◆ EXERCISE 1 ◆
Extract from the passage exactly the part that begins at the words "2. Jay Leno" and stops after "prove otherwise. (True)".
◆ EXERCISE 2 ◆
Say whether each statement agrees with the passage, answering yes or no and quoting the deciding words of the passage: (a) Simon Chircop was fined £38 for showing disrespect in court. (b) Agents arrested several people over the grow house at the mall. (c) In "Knight Rider," K.I.T.T. stands for Kill Industry Two Thousand.

◆ SOURCE PASSAGE ◆
FILE #3: A man has been threatened with jail for wearing shorts in court in Malta. Simon Chircop turned up wearing shorts and a T-shirt for a traffic matter at the court on the Mediterranean island. Magistrate Carol Peralta said he was showing disrespect and fined him £38. She said if he can’t pay the shorts fine he will go to jail. Chircop was also fined for driving without a valid license. He told the bench he did not have enough money to pay the fine for wearing shorts. The magistrate told him: “If you don’t pay the fine within the time prescribed by law, you will go to prison to make up for it.”
STRANGE LAW: In Wichita, KS it is illegal to carry a concealed bean snapper.
THIS IS YOUR BRAIN ON DRUGS
“This Is Your Brain On Drugs” is about people doing dumb things under the influence, but addiction is no laughing matter. If you or someone you know needs help, there’s a toll free number you can call 1-800-438-0380. That’s the Addiction Hope and Help Line at 1-800-438-0380.
You won’t find this business listed on the mall directory.
Federal agents report they’ve busted up a pot growing operation in the Mall of the Americas in Miami. The hydroponic grow house was located deep in a storeroom at the mall. Agents say growers tapped into the mall’s power lines for electricity, but the amateur wiring could have caused a fire. No one was arrested, though 200 plants were seized. Authorities aren’t saying what tipped them to the mall marijuana.
What creative things have you done to get your kids to try something new?
BIBLE BRAIN BUSTER!
QUESTION: Which king consulted the witch of Endor (woman with a familiar spirit)?
ANSWER: King Saul (I Samuel 28:7)
QUESTION: What large U.S. city is named after a type of garlic?
ANSWER: Chicago. (Chicago got it’s name from the American Indian word for the wild garlic that grew around Lake Michigan – “chicagaoua”.)
TRUE OR FALSE
Pay attention! If our next player doesn’t answer all ten T/F questions correctly we start all over from question #1! First person to answer question #10 correctly is our winner!
1. The baseball team that was the first in history to score 1000 runs in a 162-game season was the Indians. (True)
2. Jay Leno once made a guest appearance on “Laverne and Shirley”. (True)
3. In “Knight Rider”, K.I.T.T.’s name stands for Kill Industry Two Thousand. (False, Knight Industries Two Thousand)
4. The name of the robot girl on “Small Wonder” was Cindy Lou. (False, Vicki)
5. In “Family Ties” Alex P. Keaton’s idol was Jimmy Carter. (False – Richard Nixon)
6. The name of the Dukes of Hazzards car is the General Lee. (True)
7. More women claim to be natural redheads, although statistics prove otherwise. (True)

◆ STORED DATA ◆
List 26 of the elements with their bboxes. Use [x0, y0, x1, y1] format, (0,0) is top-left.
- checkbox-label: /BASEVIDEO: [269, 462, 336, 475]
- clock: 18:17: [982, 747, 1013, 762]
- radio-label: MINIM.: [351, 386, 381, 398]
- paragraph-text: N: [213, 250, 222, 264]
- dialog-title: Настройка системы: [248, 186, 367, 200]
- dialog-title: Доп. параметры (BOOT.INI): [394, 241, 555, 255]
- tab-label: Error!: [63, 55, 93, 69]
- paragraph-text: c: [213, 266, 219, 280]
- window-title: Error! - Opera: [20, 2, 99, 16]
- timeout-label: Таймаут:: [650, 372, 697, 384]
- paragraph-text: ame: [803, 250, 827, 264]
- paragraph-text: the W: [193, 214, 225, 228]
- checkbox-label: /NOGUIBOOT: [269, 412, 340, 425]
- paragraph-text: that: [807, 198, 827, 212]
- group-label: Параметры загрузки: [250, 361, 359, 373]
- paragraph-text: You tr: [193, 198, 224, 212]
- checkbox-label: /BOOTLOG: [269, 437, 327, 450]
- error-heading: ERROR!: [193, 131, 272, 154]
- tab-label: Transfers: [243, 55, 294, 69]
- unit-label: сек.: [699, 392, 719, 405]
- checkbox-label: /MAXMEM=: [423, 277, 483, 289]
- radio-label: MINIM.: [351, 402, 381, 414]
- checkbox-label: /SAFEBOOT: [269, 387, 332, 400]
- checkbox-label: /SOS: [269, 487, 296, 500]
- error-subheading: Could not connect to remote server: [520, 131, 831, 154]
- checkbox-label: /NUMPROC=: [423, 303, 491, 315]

◆ TASK SOLUTION 1 ◆
2. Jay Leno once made a guest appearance on “Laverne and Shirley”. (True)
3. In “Knight Rider”, K.I.T.T.’s name stands for Kill Industry Two Thousand. (False, Knight Industries Two Thousand)
4. The name of the robot girl on “Small Wonder” was Cindy Lou. (False, Vicki)
5. In “Family Ties” Alex P. Keaton’s idol was Jimmy Carter. (False – Richard Nixon)
6. The name of the Dukes of Hazzards car is the General Lee. (True)
7. More women claim to be natural redheads, although statistics prove otherwise. (True)

◆ TASK SOLUTION 2 ◆
(a) Yes: "Magistrate Carol Peralta said he was showing disrespect and fined him £38."
(b) No: "No one was arrested, though 200 plants were seized."
(c) No: "(False, Knight Industries Two Thousand)"